### Work required
Copy every line from the records below that holds the word "клеток".

### Data in this exercise
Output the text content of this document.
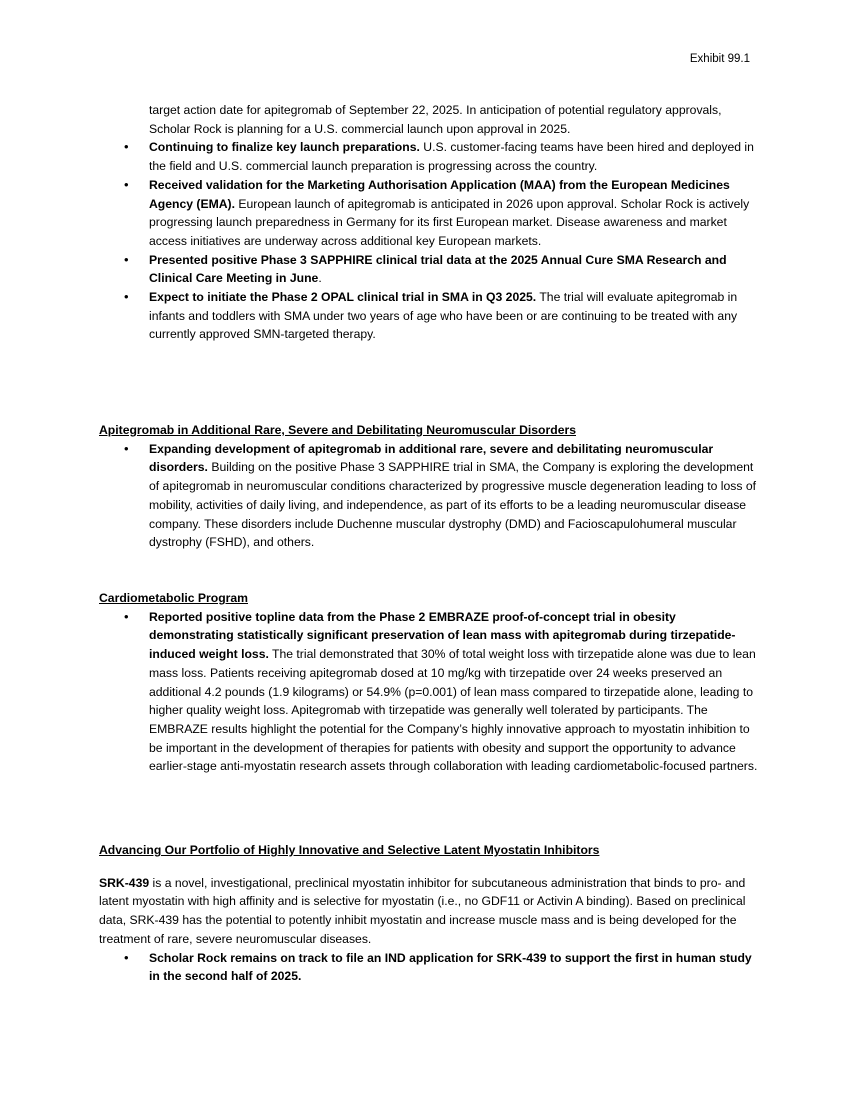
Exhibit 99.1

target action date for apitegromab of September 22, 2025. In anticipation of potential regulatory approvals, Scholar Rock is planning for a U.S. commercial launch upon approval in 2025.

• Continuing to finalize key launch preparations. U.S. customer-facing teams have been hired and deployed in the field and U.S. commercial launch preparation is progressing across the country.
• Received validation for the Marketing Authorisation Application (MAA) from the European Medicines Agency (EMA). European launch of apitegromab is anticipated in 2026 upon approval. Scholar Rock is actively progressing launch preparedness in Germany for its first European market. Disease awareness and market access initiatives are underway across additional key European markets.
• Presented positive Phase 3 SAPPHIRE clinical trial data at the 2025 Annual Cure SMA Research and Clinical Care Meeting in June.
• Expect to initiate the Phase 2 OPAL clinical trial in SMA in Q3 2025. The trial will evaluate apitegromab in infants and toddlers with SMA under two years of age who have been or are continuing to be treated with any currently approved SMN-targeted therapy.

Apitegromab in Additional Rare, Severe and Debilitating Neuromuscular Disorders

• Expanding development of apitegromab in additional rare, severe and debilitating neuromuscular disorders. Building on the positive Phase 3 SAPPHIRE trial in SMA, the Company is exploring the development of apitegromab in neuromuscular conditions characterized by progressive muscle degeneration leading to loss of mobility, activities of daily living, and independence, as part of its efforts to be a leading neuromuscular disease company. These disorders include Duchenne muscular dystrophy (DMD) and Facioscapulohumeral muscular dystrophy (FSHD), and others.

Cardiometabolic Program

• Reported positive topline data from the Phase 2 EMBRAZE proof-of-concept trial in obesity demonstrating statistically significant preservation of lean mass with apitegromab during tirzepatide-induced weight loss. The trial demonstrated that 30% of total weight loss with tirzepatide alone was due to lean mass loss. Patients receiving apitegromab dosed at 10 mg/kg with tirzepatide over 24 weeks preserved an additional 4.2 pounds (1.9 kilograms) or 54.9% (p=0.001) of lean mass compared to tirzepatide alone, leading to higher quality weight loss. Apitegromab with tirzepatide was generally well tolerated by participants. The EMBRAZE results highlight the potential for the Company’s highly innovative approach to myostatin inhibition to be important in the development of therapies for patients with obesity and support the opportunity to advance earlier-stage anti-myostatin research assets through collaboration with leading cardiometabolic-focused partners.

Advancing Our Portfolio of Highly Innovative and Selective Latent Myostatin Inhibitors

SRK-439 is a novel, investigational, preclinical myostatin inhibitor for subcutaneous administration that binds to pro- and latent myostatin with high affinity and is selective for myostatin (i.e., no GDF11 or Activin A binding). Based on preclinical data, SRK-439 has the potential to potently inhibit myostatin and increase muscle mass and is being developed for the treatment of rare, severe neuromuscular diseases.

• Scholar Rock remains on track to file an IND application for SRK-439 to support the first in human study in the second half of 2025.
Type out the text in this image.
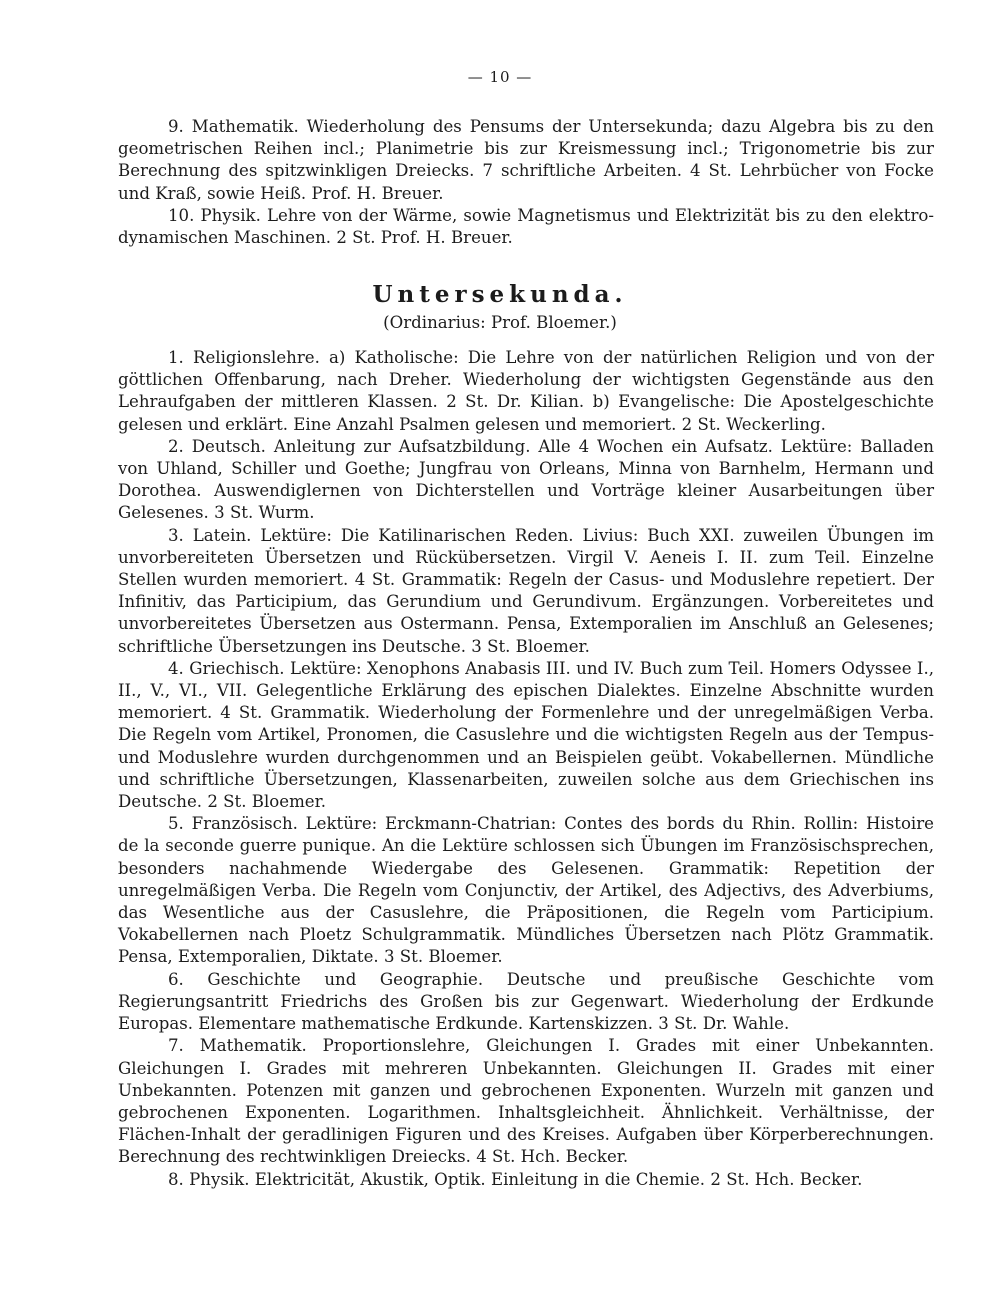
— 10 —

9. Mathematik. Wiederholung des Pensums der Untersekunda; dazu Algebra bis zu den geometrischen Reihen incl.; Planimetrie bis zur Kreismessung incl.; Trigonometrie bis zur Berechnung des spitzwinkligen Dreiecks. 7 schriftliche Arbeiten. 4 St. Lehrbücher von Focke und Kraß, sowie Heiß. Prof. H. Breuer.

10. Physik. Lehre von der Wärme, sowie Magnetismus und Elektrizität bis zu den elektro-dynamischen Maschinen. 2 St. Prof. H. Breuer.

Untersekunda.
(Ordinarius: Prof. Bloemer.)

1. Religionslehre. a) Katholische: Die Lehre von der natürlichen Religion und von der göttlichen Offenbarung, nach Dreher. Wiederholung der wichtigsten Gegenstände aus den Lehraufgaben der mittleren Klassen. 2 St. Dr. Kilian. b) Evangelische: Die Apostelgeschichte gelesen und erklärt. Eine Anzahl Psalmen gelesen und memoriert. 2 St. Weckerling.

2. Deutsch. Anleitung zur Aufsatzbildung. Alle 4 Wochen ein Aufsatz. Lektüre: Balladen von Uhland, Schiller und Goethe; Jungfrau von Orleans, Minna von Barnhelm, Hermann und Dorothea. Auswendiglernen von Dichterstellen und Vorträge kleiner Ausarbeitungen über Gelesenes. 3 St. Wurm.

3. Latein. Lektüre: Die Katilinarischen Reden. Livius: Buch XXI. zuweilen Übungen im unvorbereiteten Übersetzen und Rückübersetzen. Virgil V. Aeneis I. II. zum Teil. Einzelne Stellen wurden memoriert. 4 St. Grammatik: Regeln der Casus- und Moduslehre repetiert. Der Infinitiv, das Participium, das Gerundium und Gerundivum. Ergänzungen. Vorbereitetes und unvorbereitetes Übersetzen aus Ostermann. Pensa, Extemporalien im Anschluß an Gelesenes; schriftliche Übersetzungen ins Deutsche. 3 St. Bloemer.

4. Griechisch. Lektüre: Xenophons Anabasis III. und IV. Buch zum Teil. Homers Odyssee I., II., V., VI., VII. Gelegentliche Erklärung des epischen Dialektes. Einzelne Abschnitte wurden memoriert. 4 St. Grammatik. Wiederholung der Formenlehre und der unregelmäßigen Verba. Die Regeln vom Artikel, Pronomen, die Casuslehre und die wichtigsten Regeln aus der Tempus- und Moduslehre wurden durchgenommen und an Beispielen geübt. Vokabellernen. Mündliche und schriftliche Übersetzungen, Klassenarbeiten, zuweilen solche aus dem Griechischen ins Deutsche. 2 St. Bloemer.

5. Französisch. Lektüre: Erckmann-Chatrian: Contes des bords du Rhin. Rollin: Histoire de la seconde guerre punique. An die Lektüre schlossen sich Übungen im Französischsprechen, besonders nachahmende Wiedergabe des Gelesenen. Grammatik: Repetition der unregelmäßigen Verba. Die Regeln vom Conjunctiv, der Artikel, des Adjectivs, des Adverbiums, das Wesentliche aus der Casuslehre, die Präpositionen, die Regeln vom Participium. Vokabellernen nach Ploetz Schulgrammatik. Mündliches Übersetzen nach Plötz Grammatik. Pensa, Extemporalien, Diktate. 3 St. Bloemer.

6. Geschichte und Geographie. Deutsche und preußische Geschichte vom Regierungsantritt Friedrichs des Großen bis zur Gegenwart. Wiederholung der Erdkunde Europas. Elementare mathematische Erdkunde. Kartenskizzen. 3 St. Dr. Wahle.

7. Mathematik. Proportionslehre, Gleichungen I. Grades mit einer Unbekannten. Gleichungen I. Grades mit mehreren Unbekannten. Gleichungen II. Grades mit einer Unbekannten. Potenzen mit ganzen und gebrochenen Exponenten. Wurzeln mit ganzen und gebrochenen Exponenten. Logarithmen. Inhaltsgleichheit. Ähnlichkeit. Verhältnisse, der Flächen-Inhalt der geradlinigen Figuren und des Kreises. Aufgaben über Körperberechnungen. Berechnung des rechtwinkligen Dreiecks. 4 St. Hch. Becker.

8. Physik. Elektricität, Akustik, Optik. Einleitung in die Chemie. 2 St. Hch. Becker.
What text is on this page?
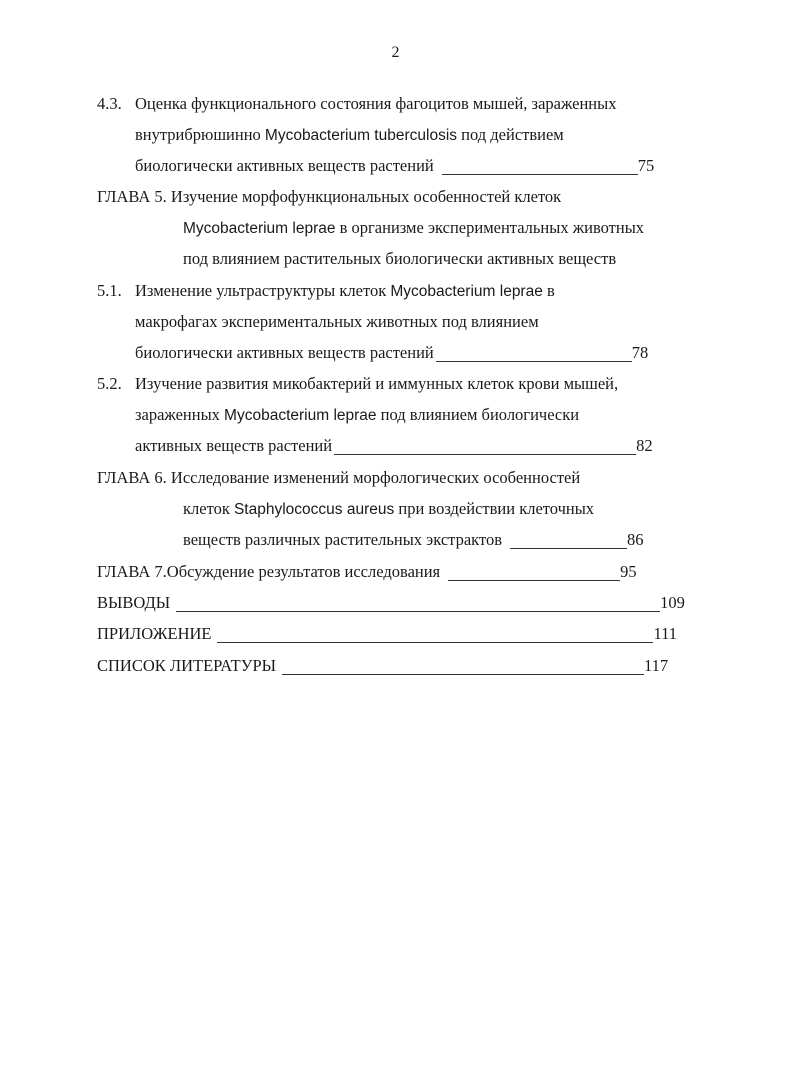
2
4.3. Оценка функционального состояния фагоцитов мышей, зараженных
внутрибрюшинно Mycobacterium tuberculosis под действием
биологически активных веществ растений	75
ГЛАВА 5. Изучение морфофункциональных особенностей клеток
Mycobacterium leprae в организме экспериментальных животных
под влиянием растительных биологически активных веществ
5.1. Изменение ультраструктуры клеток Mycobacterium leprae в
макрофагах экспериментальных животных под влиянием
биологически активных веществ растений	78
5.2. Изучение развития микобактерий и иммунных клеток крови мышей,
зараженных Mycobacterium leprae под влиянием биологически
активных веществ растений	82
ГЛАВА 6. Исследование изменений морфологических особенностей
клеток Staphylococcus aureus при воздействии клеточных
веществ различных растительных экстрактов	86
ГЛАВА 7.Обсуждение результатов исследования	95
ВЫВОДЫ	109
ПРИЛОЖЕНИЕ	111
СПИСОК ЛИТЕРАТУРЫ	117
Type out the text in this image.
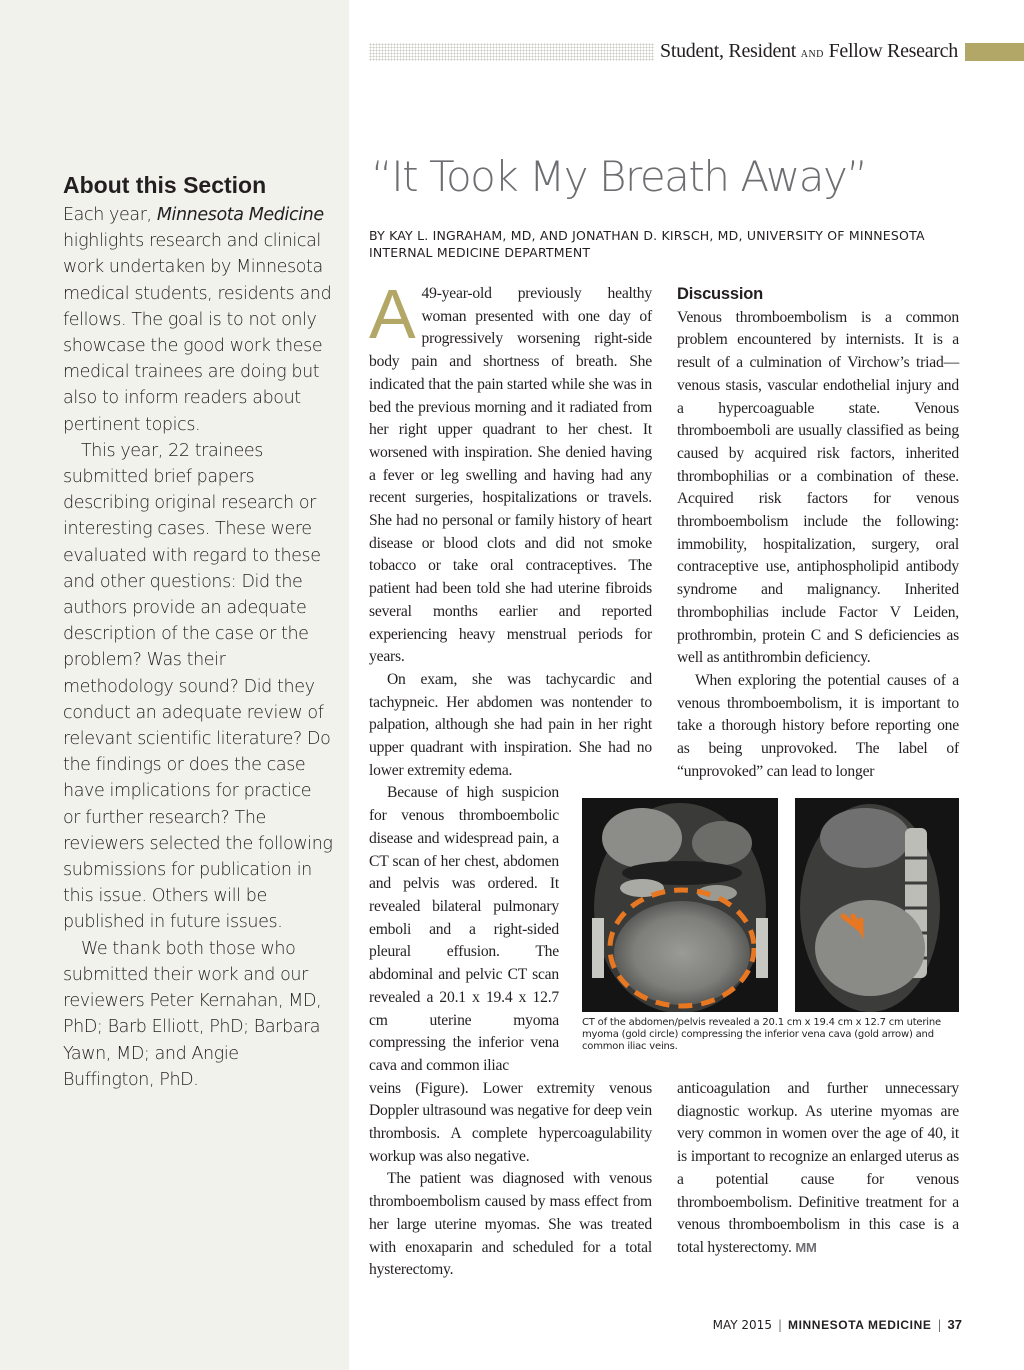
Student, Resident AND Fellow Research
About this Section

Each year, Minnesota Medicine highlights research and clinical work undertaken by Minnesota medical students, residents and fellows. The goal is to not only showcase the good work these medical trainees are doing but also to inform readers about pertinent topics.

This year, 22 trainees submitted brief papers describing original research or interesting cases. These were evaluated with regard to these and other questions: Did the authors provide an adequate description of the case or the problem? Was their methodology sound? Did they conduct an adequate review of relevant scientific literature? Do the findings or does the case have implications for practice or further research? The reviewers selected the following submissions for publication in this issue. Others will be published in future issues.

We thank both those who submitted their work and our reviewers Peter Kernahan, MD, PhD; Barb Elliott, PhD; Barbara Yawn, MD; and Angie Buffington, PhD.

“It Took My Breath Away”
BY KAY L. INGRAHAM, MD, AND JONATHAN D. KIRSCH, MD, UNIVERSITY OF MINNESOTA INTERNAL MEDICINE DEPARTMENT

A 49-year-old previously healthy woman presented with one day of progressively worsening right-side body pain and shortness of breath. She indicated that the pain started while she was in bed the previous morning and it radiated from her right upper quadrant to her chest. It worsened with inspiration. She denied having a fever or leg swelling and having had any recent surgeries, hospitalizations or travels. She had no personal or family history of heart disease or blood clots and did not smoke tobacco or take oral contraceptives. The patient had been told she had uterine fibroids several months earlier and reported experiencing heavy menstrual periods for years.

On exam, she was tachycardic and tachypneic. Her abdomen was nontender to palpation, although she had pain in her right upper quadrant with inspiration. She had no lower extremity edema.

Because of high suspicion for venous thromboembolic disease and widespread pain, a CT scan of her chest, abdomen and pelvis was ordered. It revealed bilateral pulmonary emboli and a right-sided pleural effusion. The abdominal and pelvic CT scan revealed a 20.1 x 19.4 x 12.7 cm uterine myoma compressing the inferior vena cava and common iliac

veins (Figure). Lower extremity venous Doppler ultrasound was negative for deep vein thrombosis. A complete hypercoagulability workup was also negative.

The patient was diagnosed with venous thromboembolism caused by mass effect from her large uterine myomas. She was treated with enoxaparin and scheduled for a total hysterectomy.

Discussion

Venous thromboembolism is a common problem encountered by internists. It is a result of a culmination of Virchow’s triad—venous stasis, vascular endothelial injury and a hypercoaguable state. Venous thromboemboli are usually classified as being caused by acquired risk factors, inherited thrombophilias or a combination of these. Acquired risk factors for venous thromboembolism include the following: immobility, hospitalization, surgery, oral contraceptive use, antiphospholipid antibody syndrome and malignancy. Inherited thrombophilias include Factor V Leiden, prothrombin, protein C and S deficiencies as well as antithrombin deficiency.

When exploring the potential causes of a venous thromboembolism, it is important to take a thorough history before reporting one as being unprovoked. The label of “unprovoked” can lead to longer

CT of the abdomen/pelvis revealed a 20.1 cm x 19.4 cm x 12.7 cm uterine myoma (gold circle) compressing the inferior vena cava (gold arrow) and common iliac veins.

anticoagulation and further unnecessary diagnostic workup. As uterine myomas are very common in women over the age of 40, it is important to recognize an enlarged uterus as a potential cause for venous thromboembolism. Definitive treatment for a venous thromboembolism in this case is a total hysterectomy. MM

MAY 2015 | MINNESOTA MEDICINE | 37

### Expected answer
ГЛАВА 5. Изучение морфофункциональных особенностей клеток
5.1. Изменение ультраструктуры клеток Mycobacterium leprae в
5.2. Изучение развития микобактерий и иммунных клеток крови мышей,
клеток Staphylococcus aureus при воздействии клеточных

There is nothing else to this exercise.